Start of Dataset content
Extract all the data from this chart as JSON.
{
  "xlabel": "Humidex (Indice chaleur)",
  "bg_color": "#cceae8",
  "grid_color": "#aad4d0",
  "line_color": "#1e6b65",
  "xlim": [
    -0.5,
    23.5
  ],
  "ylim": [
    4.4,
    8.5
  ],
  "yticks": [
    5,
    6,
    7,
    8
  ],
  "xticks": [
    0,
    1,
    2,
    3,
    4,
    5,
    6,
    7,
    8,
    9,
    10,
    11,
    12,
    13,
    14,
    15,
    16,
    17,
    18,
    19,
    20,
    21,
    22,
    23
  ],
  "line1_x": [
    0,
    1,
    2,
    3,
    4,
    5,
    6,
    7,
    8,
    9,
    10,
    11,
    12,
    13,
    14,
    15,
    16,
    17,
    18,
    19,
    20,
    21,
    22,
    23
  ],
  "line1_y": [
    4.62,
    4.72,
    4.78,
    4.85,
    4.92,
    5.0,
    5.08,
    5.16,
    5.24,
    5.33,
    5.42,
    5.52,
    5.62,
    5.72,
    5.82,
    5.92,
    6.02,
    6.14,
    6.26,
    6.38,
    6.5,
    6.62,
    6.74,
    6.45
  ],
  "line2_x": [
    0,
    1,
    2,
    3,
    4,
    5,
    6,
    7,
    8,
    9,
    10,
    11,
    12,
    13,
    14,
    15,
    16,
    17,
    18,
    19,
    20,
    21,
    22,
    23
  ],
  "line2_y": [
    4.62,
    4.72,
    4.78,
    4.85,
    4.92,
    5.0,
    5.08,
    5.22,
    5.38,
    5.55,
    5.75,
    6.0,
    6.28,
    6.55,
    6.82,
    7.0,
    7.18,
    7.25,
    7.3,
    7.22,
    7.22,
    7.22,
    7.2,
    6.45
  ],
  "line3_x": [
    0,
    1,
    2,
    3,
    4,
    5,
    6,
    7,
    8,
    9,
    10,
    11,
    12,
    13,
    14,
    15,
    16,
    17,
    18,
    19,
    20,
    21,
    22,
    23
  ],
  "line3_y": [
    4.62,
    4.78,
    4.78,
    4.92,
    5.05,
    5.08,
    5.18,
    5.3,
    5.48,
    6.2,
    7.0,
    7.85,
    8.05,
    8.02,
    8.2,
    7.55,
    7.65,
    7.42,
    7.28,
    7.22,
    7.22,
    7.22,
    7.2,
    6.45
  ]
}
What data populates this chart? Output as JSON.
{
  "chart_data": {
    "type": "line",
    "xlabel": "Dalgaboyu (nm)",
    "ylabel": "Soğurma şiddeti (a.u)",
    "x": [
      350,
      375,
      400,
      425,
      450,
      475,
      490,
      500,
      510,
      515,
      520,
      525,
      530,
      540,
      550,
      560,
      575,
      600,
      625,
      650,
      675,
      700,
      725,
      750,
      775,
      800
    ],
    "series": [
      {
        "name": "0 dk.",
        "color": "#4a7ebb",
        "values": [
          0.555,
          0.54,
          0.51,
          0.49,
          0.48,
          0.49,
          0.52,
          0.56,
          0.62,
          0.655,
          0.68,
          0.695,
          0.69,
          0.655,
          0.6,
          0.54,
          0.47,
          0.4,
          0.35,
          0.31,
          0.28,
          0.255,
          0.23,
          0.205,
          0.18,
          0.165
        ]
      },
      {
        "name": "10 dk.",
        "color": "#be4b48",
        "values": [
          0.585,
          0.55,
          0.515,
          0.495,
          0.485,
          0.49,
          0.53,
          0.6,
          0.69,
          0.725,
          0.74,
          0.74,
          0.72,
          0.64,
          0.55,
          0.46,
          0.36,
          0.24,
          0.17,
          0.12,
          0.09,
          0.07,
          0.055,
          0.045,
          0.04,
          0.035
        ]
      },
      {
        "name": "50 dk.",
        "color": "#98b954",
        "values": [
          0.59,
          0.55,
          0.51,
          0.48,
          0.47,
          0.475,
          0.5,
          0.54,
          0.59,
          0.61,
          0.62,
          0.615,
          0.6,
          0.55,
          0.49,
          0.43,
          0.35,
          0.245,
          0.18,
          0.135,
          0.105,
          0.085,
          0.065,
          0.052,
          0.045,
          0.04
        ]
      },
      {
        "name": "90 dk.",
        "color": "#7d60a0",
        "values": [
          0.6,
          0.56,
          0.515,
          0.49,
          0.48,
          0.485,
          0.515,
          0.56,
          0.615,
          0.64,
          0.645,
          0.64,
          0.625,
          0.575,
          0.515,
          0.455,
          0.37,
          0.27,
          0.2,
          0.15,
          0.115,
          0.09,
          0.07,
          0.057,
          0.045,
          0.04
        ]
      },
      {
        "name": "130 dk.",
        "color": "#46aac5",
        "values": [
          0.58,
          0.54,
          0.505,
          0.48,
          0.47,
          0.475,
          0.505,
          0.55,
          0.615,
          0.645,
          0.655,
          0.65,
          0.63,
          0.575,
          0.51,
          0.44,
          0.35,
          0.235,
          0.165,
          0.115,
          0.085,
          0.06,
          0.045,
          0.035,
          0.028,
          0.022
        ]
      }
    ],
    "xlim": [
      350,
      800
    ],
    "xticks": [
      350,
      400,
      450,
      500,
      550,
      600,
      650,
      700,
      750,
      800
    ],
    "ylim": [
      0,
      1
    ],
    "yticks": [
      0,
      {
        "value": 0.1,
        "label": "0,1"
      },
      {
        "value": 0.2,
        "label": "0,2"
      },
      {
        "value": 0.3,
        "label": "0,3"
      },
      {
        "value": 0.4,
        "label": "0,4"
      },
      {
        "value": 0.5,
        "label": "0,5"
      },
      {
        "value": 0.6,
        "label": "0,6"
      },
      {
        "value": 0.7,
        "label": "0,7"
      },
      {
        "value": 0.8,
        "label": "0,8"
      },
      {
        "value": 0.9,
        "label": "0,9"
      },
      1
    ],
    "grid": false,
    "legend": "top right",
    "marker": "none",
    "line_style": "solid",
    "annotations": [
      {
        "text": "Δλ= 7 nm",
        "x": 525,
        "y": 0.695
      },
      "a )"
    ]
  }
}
End of Dataset content
Task description: Print the records once more, exactly as they were given.

Written reply:
Extract all the data from this chart as JSON.
{
  "xlabel": "Humidex (Indice chaleur)",
  "bg_color": "#cceae8",
  "grid_color": "#aad4d0",
  "line_color": "#1e6b65",
  "xlim": [
    -0.5,
    23.5
  ],
  "ylim": [
    4.4,
    8.5
  ],
  "yticks": [
    5,
    6,
    7,
    8
  ],
  "xticks": [
    0,
    1,
    2,
    3,
    4,
    5,
    6,
    7,
    8,
    9,
    10,
    11,
    12,
    13,
    14,
    15,
    16,
    17,
    18,
    19,
    20,
    21,
    22,
    23
  ],
  "line1_x": [
    0,
    1,
    2,
    3,
    4,
    5,
    6,
    7,
    8,
    9,
    10,
    11,
    12,
    13,
    14,
    15,
    16,
    17,
    18,
    19,
    20,
    21,
    22,
    23
  ],
  "line1_y": [
    4.62,
    4.72,
    4.78,
    4.85,
    4.92,
    5.0,
    5.08,
    5.16,
    5.24,
    5.33,
    5.42,
    5.52,
    5.62,
    5.72,
    5.82,
    5.92,
    6.02,
    6.14,
    6.26,
    6.38,
    6.5,
    6.62,
    6.74,
    6.45
  ],
  "line2_x": [
    0,
    1,
    2,
    3,
    4,
    5,
    6,
    7,
    8,
    9,
    10,
    11,
    12,
    13,
    14,
    15,
    16,
    17,
    18,
    19,
    20,
    21,
    22,
    23
  ],
  "line2_y": [
    4.62,
    4.72,
    4.78,
    4.85,
    4.92,
    5.0,
    5.08,
    5.22,
    5.38,
    5.55,
    5.75,
    6.0,
    6.28,
    6.55,
    6.82,
    7.0,
    7.18,
    7.25,
    7.3,
    7.22,
    7.22,
    7.22,
    7.2,
    6.45
  ],
  "line3_x": [
    0,
    1,
    2,
    3,
    4,
    5,
    6,
    7,
    8,
    9,
    10,
    11,
    12,
    13,
    14,
    15,
    16,
    17,
    18,
    19,
    20,
    21,
    22,
    23
  ],
  "line3_y": [
    4.62,
    4.78,
    4.78,
    4.92,
    5.05,
    5.08,
    5.18,
    5.3,
    5.48,
    6.2,
    7.0,
    7.85,
    8.05,
    8.02,
    8.2,
    7.55,
    7.65,
    7.42,
    7.28,
    7.22,
    7.22,
    7.22,
    7.2,
    6.45
  ]
}
What data populates this chart? Output as JSON.
{
  "chart_data": {
    "type": "line",
    "xlabel": "Dalgaboyu (nm)",
    "ylabel": "Soğurma şiddeti (a.u)",
    "x": [
      350,
      375,
      400,
      425,
      450,
      475,
      490,
      500,
      510,
      515,
      520,
      525,
      530,
      540,
      550,
      560,
      575,
      600,
      625,
      650,
      675,
      700,
      725,
      750,
      775,
      800
    ],
    "series": [
      {
        "name": "0 dk.",
        "color": "#4a7ebb",
        "values": [
          0.555,
          0.54,
          0.51,
          0.49,
          0.48,
          0.49,
          0.52,
          0.56,
          0.62,
          0.655,
          0.68,
          0.695,
          0.69,
          0.655,
          0.6,
          0.54,
          0.47,
          0.4,
          0.35,
          0.31,
          0.28,
          0.255,
          0.23,
          0.205,
          0.18,
          0.165
        ]
      },
      {
        "name": "10 dk.",
        "color": "#be4b48",
        "values": [
          0.585,
          0.55,
          0.515,
          0.495,
          0.485,
          0.49,
          0.53,
          0.6,
          0.69,
          0.725,
          0.74,
          0.74,
          0.72,
          0.64,
          0.55,
          0.46,
          0.36,
          0.24,
          0.17,
          0.12,
          0.09,
          0.07,
          0.055,
          0.045,
          0.04,
          0.035
        ]
      },
      {
        "name": "50 dk.",
        "color": "#98b954",
        "values": [
          0.59,
          0.55,
          0.51,
          0.48,
          0.47,
          0.475,
          0.5,
          0.54,
          0.59,
          0.61,
          0.62,
          0.615,
          0.6,
          0.55,
          0.49,
          0.43,
          0.35,
          0.245,
          0.18,
          0.135,
          0.105,
          0.085,
          0.065,
          0.052,
          0.045,
          0.04
        ]
      },
      {
        "name": "90 dk.",
        "color": "#7d60a0",
        "values": [
          0.6,
          0.56,
          0.515,
          0.49,
          0.48,
          0.485,
          0.515,
          0.56,
          0.615,
          0.64,
          0.645,
          0.64,
          0.625,
          0.575,
          0.515,
          0.455,
          0.37,
          0.27,
          0.2,
          0.15,
          0.115,
          0.09,
          0.07,
          0.057,
          0.045,
          0.04
        ]
      },
      {
        "name": "130 dk.",
        "color": "#46aac5",
        "values": [
          0.58,
          0.54,
          0.505,
          0.48,
          0.47,
          0.475,
          0.505,
          0.55,
          0.615,
          0.645,
          0.655,
          0.65,
          0.63,
          0.575,
          0.51,
          0.44,
          0.35,
          0.235,
          0.165,
          0.115,
          0.085,
          0.06,
          0.045,
          0.035,
          0.028,
          0.022
        ]
      }
    ],
    "xlim": [
      350,
      800
    ],
    "xticks": [
      350,
      400,
      450,
      500,
      550,
      600,
      650,
      700,
      750,
      800
    ],
    "ylim": [
      0,
      1
    ],
    "yticks": [
      0,
      {
        "value": 0.1,
        "label": "0,1"
      },
      {
        "value": 0.2,
        "label": "0,2"
      },
      {
        "value": 0.3,
        "label": "0,3"
      },
      {
        "value": 0.4,
        "label": "0,4"
      },
      {
        "value": 0.5,
        "label": "0,5"
      },
      {
        "value": 0.6,
        "label": "0,6"
      },
      {
        "value": 0.7,
        "label": "0,7"
      },
      {
        "value": 0.8,
        "label": "0,8"
      },
      {
        "value": 0.9,
        "label": "0,9"
      },
      1
    ],
    "grid": false,
    "legend": "top right",
    "marker": "none",
    "line_style": "solid",
    "annotations": [
      {
        "text": "Δλ= 7 nm",
        "x": 525,
        "y": 0.695
      },
      "a )"
    ]
  }
}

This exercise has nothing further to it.